### [TASK STATEMENT]
Without the pictures, set down the records below word for word.

### [PROVIDED DATA]
....

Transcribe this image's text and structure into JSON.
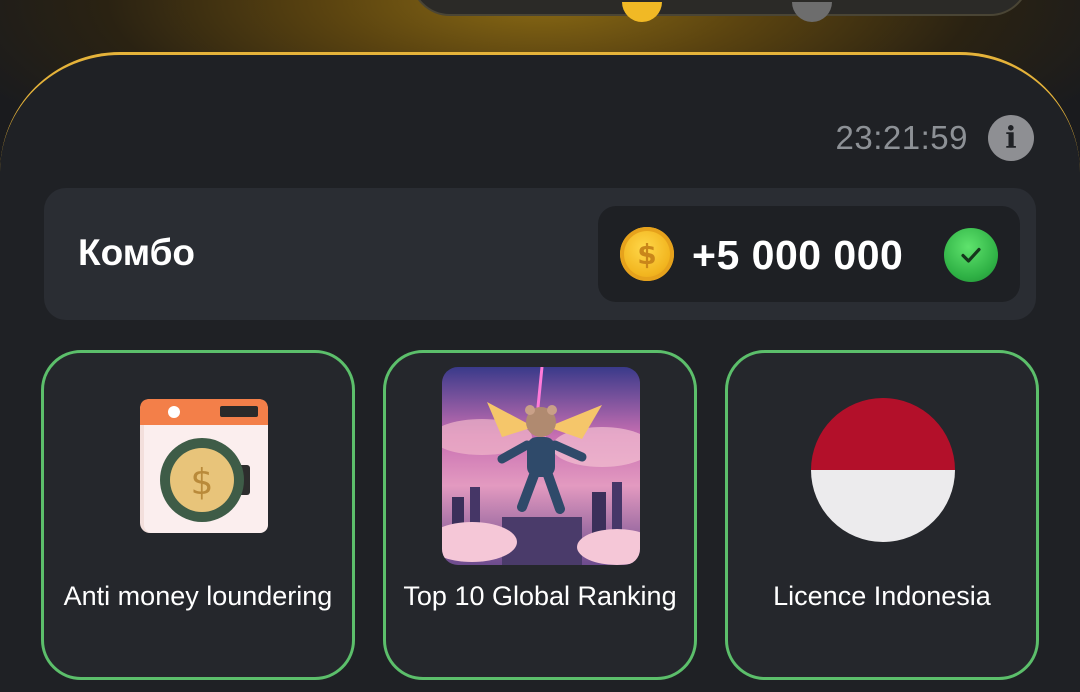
{
  "header": {
    "time": "23:21:59",
    "info_label": "i"
  },
  "combo": {
    "title": "Комбо",
    "reward": "+5 000 000",
    "coin_symbol": "$",
    "status": "check-icon"
  },
  "cards": [
    {
      "label": "Anti money loundering",
      "icon": "washing-machine-dollar-icon"
    },
    {
      "label": "Top 10 Global Ranking",
      "icon": "hamster-astronaut-image"
    },
    {
      "label": "Licence Indonesia",
      "icon": "indonesia-flag-icon"
    }
  ],
  "colors": {
    "accent_gold": "#e5b33a",
    "card_border_green": "#5cbf6b",
    "background": "#1f2125"
  }
}
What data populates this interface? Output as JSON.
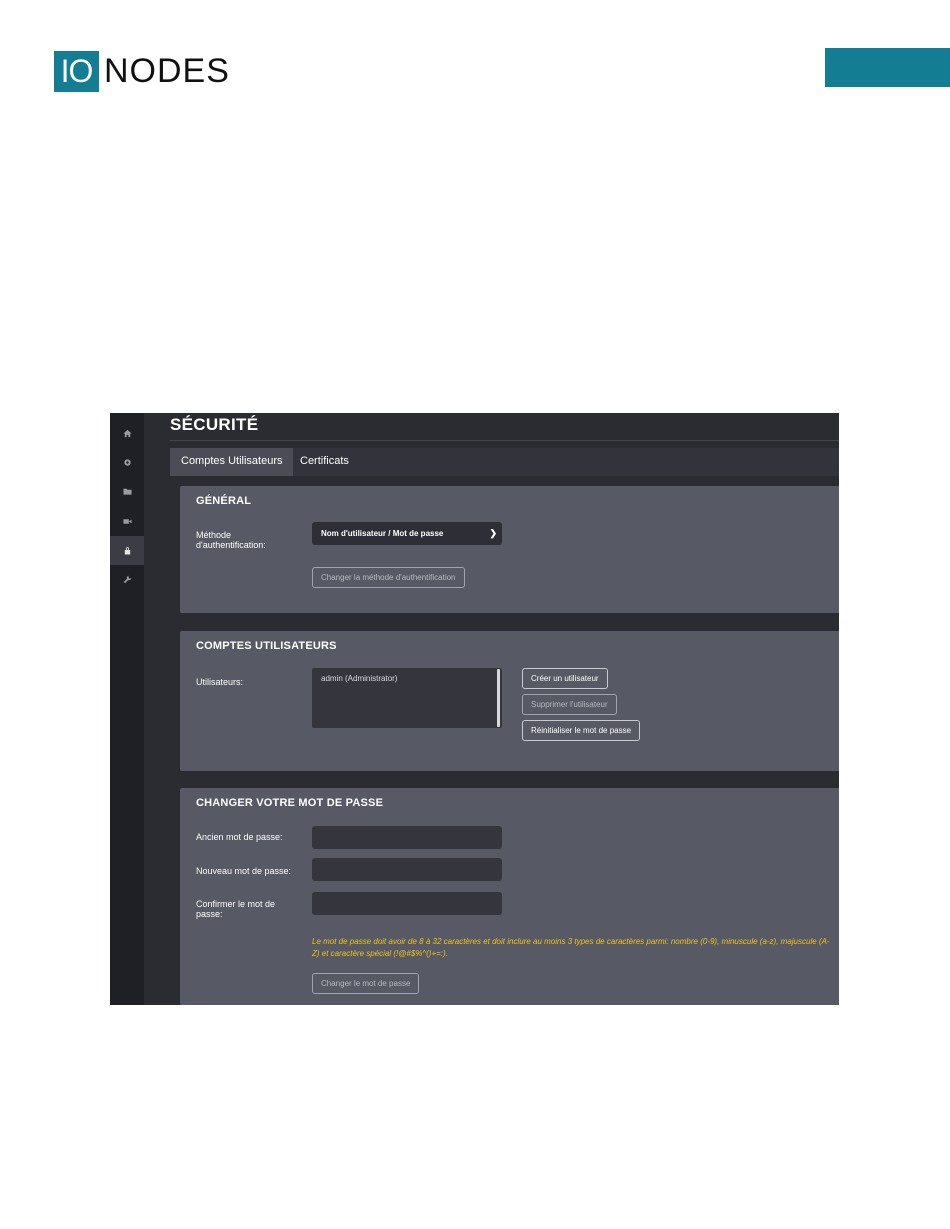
{
  "document": {
    "logo_mark": "IO",
    "logo_text": "NODES",
    "brand_color": "#137d93"
  },
  "sidebar": {
    "items": [
      {
        "icon": "home-icon"
      },
      {
        "icon": "gear-icon"
      },
      {
        "icon": "folder-icon"
      },
      {
        "icon": "camera-icon"
      },
      {
        "icon": "lock-icon",
        "active": true
      },
      {
        "icon": "wrench-icon"
      }
    ]
  },
  "page": {
    "title": "SÉCURITÉ",
    "tabs": [
      {
        "label": "Comptes Utilisateurs",
        "active": true
      },
      {
        "label": "Certificats",
        "active": false
      }
    ]
  },
  "general": {
    "title": "GÉNÉRAL",
    "auth_label": "Méthode d'authentification:",
    "auth_value": "Nom d'utilisateur / Mot de passe",
    "change_auth_button": "Changer la méthode d'authentification"
  },
  "accounts": {
    "title": "COMPTES UTILISATEURS",
    "users_label": "Utilisateurs:",
    "users": [
      "admin   (Administrator)"
    ],
    "create_button": "Créer un utilisateur",
    "delete_button": "Supprimer l'utilisateur",
    "reset_button": "Réinitialiser le mot de passe"
  },
  "password": {
    "title": "CHANGER VOTRE MOT DE PASSE",
    "old_label": "Ancien mot de passe:",
    "new_label": "Nouveau mot de passe:",
    "confirm_label": "Confirmer le mot de passe:",
    "old_value": "",
    "new_value": "",
    "confirm_value": "",
    "note": "Le mot de passe doit avoir de 8 à 32 caractères et doit inclure au moins 3 types de caractères parmi: nombre (0-9), minuscule (a-z), majuscule (A-Z) et caractère spécial (!@#$%^()+=:).",
    "change_button": "Changer le mot de passe",
    "warning_color": "#f2c21a"
  }
}
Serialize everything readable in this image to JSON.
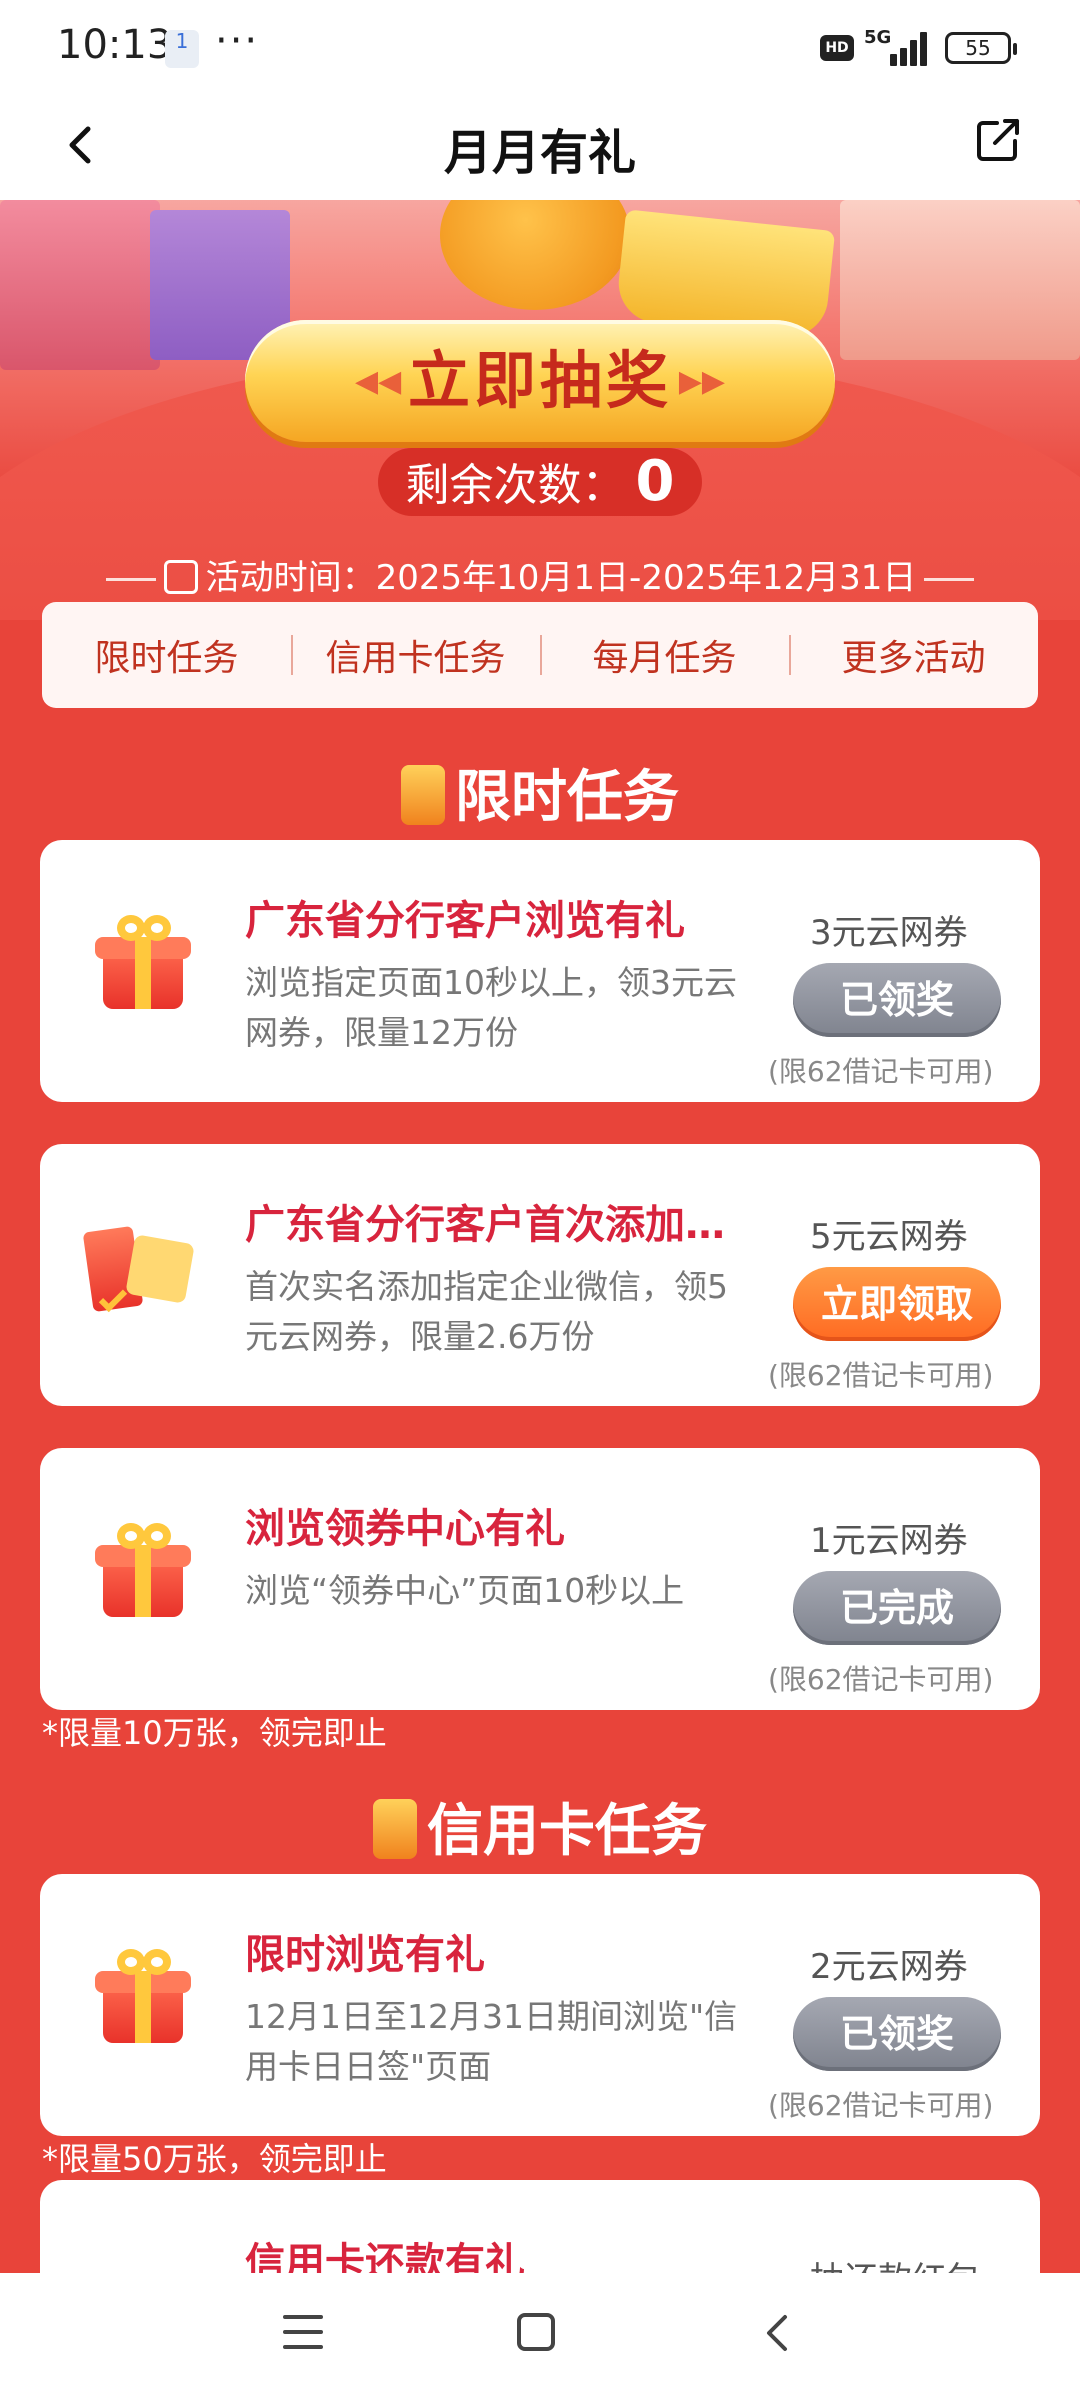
{
  "status_bar": {
    "time": "10:13",
    "sim_badge": "1",
    "overflow": "···",
    "hd": "HD",
    "network": "5G",
    "battery": "55"
  },
  "header": {
    "title": "月月有礼",
    "back_icon": "back-arrow-icon",
    "share_icon": "share-external-icon"
  },
  "hero": {
    "draw_button": "立即抽奖",
    "remaining_label": "剩余次数：",
    "remaining_count": "0",
    "period": "活动时间：2025年10月1日-2025年12月31日"
  },
  "tabs": [
    "限时任务",
    "信用卡任务",
    "每月任务",
    "更多活动"
  ],
  "sections": {
    "limited": {
      "title": "限时任务",
      "note": "*限量10万张，领完即止"
    },
    "credit": {
      "title": "信用卡任务",
      "note": "*限量50万张，领完即止"
    }
  },
  "tasks": [
    {
      "title": "广东省分行客户浏览有礼",
      "desc": "浏览指定页面10秒以上，领3元云网券，限量12万份",
      "reward": "3元云网券",
      "button": "已领奖",
      "button_state": "disabled",
      "limit": "(限62借记卡可用)"
    },
    {
      "title": "广东省分行客户首次添加…",
      "desc": "首次实名添加指定企业微信，领5元云网券，限量2.6万份",
      "reward": "5元云网券",
      "button": "立即领取",
      "button_state": "active",
      "limit": "(限62借记卡可用)"
    },
    {
      "title": "浏览领券中心有礼",
      "desc": "浏览“领券中心”页面10秒以上",
      "reward": "1元云网券",
      "button": "已完成",
      "button_state": "disabled",
      "limit": "(限62借记卡可用)"
    },
    {
      "title": "限时浏览有礼",
      "desc": "12月1日至12月31日期间浏览\"信用卡日日签\"页面",
      "reward": "2元云网券",
      "button": "已领奖",
      "button_state": "disabled",
      "limit": "(限62借记卡可用)"
    },
    {
      "title": "信用卡还款有礼",
      "desc": "",
      "reward": "抽还款红包",
      "button": "",
      "button_state": "",
      "limit": ""
    }
  ],
  "colors": {
    "page_bg": "#e8443a",
    "title_red": "#d8243d",
    "orange_button": "#ff6a22",
    "grey_button": "#7f838e"
  },
  "nav_bar": {
    "menu_icon": "menu-icon",
    "home_icon": "home-square-icon",
    "back_icon": "nav-back-icon"
  }
}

....

### [WRITTEN RESPONSE]
Transcribe this image's text and structure into JSON.
{
  "header": {
    "time": "23:21:59",
    "info_label": "i"
  },
  "combo": {
    "title": "Комбо",
    "reward": "+5 000 000",
    "coin_symbol": "$",
    "status": "check-icon"
  },
  "cards": [
    {
      "label": "Anti money loundering",
      "icon": "washing-machine-dollar-icon"
    },
    {
      "label": "Top 10 Global Ranking",
      "icon": "hamster-astronaut-image"
    },
    {
      "label": "Licence Indonesia",
      "icon": "indonesia-flag-icon"
    }
  ],
  "colors": {
    "accent_gold": "#e5b33a",
    "card_border_green": "#5cbf6b",
    "background": "#1f2125"
  }
}
What data populates this interface? Output as JSON.
{
  "document": {
    "logo_mark": "IO",
    "logo_text": "NODES",
    "brand_color": "#137d93"
  },
  "sidebar": {
    "items": [
      {
        "icon": "home-icon"
      },
      {
        "icon": "gear-icon"
      },
      {
        "icon": "folder-icon"
      },
      {
        "icon": "camera-icon"
      },
      {
        "icon": "lock-icon",
        "active": true
      },
      {
        "icon": "wrench-icon"
      }
    ]
  },
  "page": {
    "title": "SÉCURITÉ",
    "tabs": [
      {
        "label": "Comptes Utilisateurs",
        "active": true
      },
      {
        "label": "Certificats",
        "active": false
      }
    ]
  },
  "general": {
    "title": "GÉNÉRAL",
    "auth_label": "Méthode d'authentification:",
    "auth_value": "Nom d'utilisateur / Mot de passe",
    "change_auth_button": "Changer la méthode d'authentification"
  },
  "accounts": {
    "title": "COMPTES UTILISATEURS",
    "users_label": "Utilisateurs:",
    "users": [
      "admin   (Administrator)"
    ],
    "create_button": "Créer un utilisateur",
    "delete_button": "Supprimer l'utilisateur",
    "reset_button": "Réinitialiser le mot de passe"
  },
  "password": {
    "title": "CHANGER VOTRE MOT DE PASSE",
    "old_label": "Ancien mot de passe:",
    "new_label": "Nouveau mot de passe:",
    "confirm_label": "Confirmer le mot de passe:",
    "old_value": "",
    "new_value": "",
    "confirm_value": "",
    "note": "Le mot de passe doit avoir de 8 à 32 caractères et doit inclure au moins 3 types de caractères parmi: nombre (0-9), minuscule (a-z), majuscule (A-Z) et caractère spécial (!@#$%^()+=:).",
    "change_button": "Changer le mot de passe",
    "warning_color": "#f2c21a"
  }
}
Serialize everything readable in this image to JSON.
{
  "status_bar": {
    "time": "10:13",
    "sim_badge": "1",
    "overflow": "···",
    "hd": "HD",
    "network": "5G",
    "battery": "55"
  },
  "header": {
    "title": "月月有礼",
    "back_icon": "back-arrow-icon",
    "share_icon": "share-external-icon"
  },
  "hero": {
    "draw_button": "立即抽奖",
    "remaining_label": "剩余次数：",
    "remaining_count": "0",
    "period": "活动时间：2025年10月1日-2025年12月31日"
  },
  "tabs": [
    "限时任务",
    "信用卡任务",
    "每月任务",
    "更多活动"
  ],
  "sections": {
    "limited": {
      "title": "限时任务",
      "note": "*限量10万张，领完即止"
    },
    "credit": {
      "title": "信用卡任务",
      "note": "*限量50万张，领完即止"
    }
  },
  "tasks": [
    {
      "title": "广东省分行客户浏览有礼",
      "desc": "浏览指定页面10秒以上，领3元云网券，限量12万份",
      "reward": "3元云网券",
      "button": "已领奖",
      "button_state": "disabled",
      "limit": "(限62借记卡可用)"
    },
    {
      "title": "广东省分行客户首次添加…",
      "desc": "首次实名添加指定企业微信，领5元云网券，限量2.6万份",
      "reward": "5元云网券",
      "button": "立即领取",
      "button_state": "active",
      "limit": "(限62借记卡可用)"
    },
    {
      "title": "浏览领券中心有礼",
      "desc": "浏览“领券中心”页面10秒以上",
      "reward": "1元云网券",
      "button": "已完成",
      "button_state": "disabled",
      "limit": "(限62借记卡可用)"
    },
    {
      "title": "限时浏览有礼",
      "desc": "12月1日至12月31日期间浏览\"信用卡日日签\"页面",
      "reward": "2元云网券",
      "button": "已领奖",
      "button_state": "disabled",
      "limit": "(限62借记卡可用)"
    },
    {
      "title": "信用卡还款有礼",
      "desc": "",
      "reward": "抽还款红包",
      "button": "",
      "button_state": "",
      "limit": ""
    }
  ],
  "colors": {
    "page_bg": "#e8443a",
    "title_red": "#d8243d",
    "orange_button": "#ff6a22",
    "grey_button": "#7f838e"
  },
  "nav_bar": {
    "menu_icon": "menu-icon",
    "home_icon": "home-square-icon",
    "back_icon": "nav-back-icon"
  }
}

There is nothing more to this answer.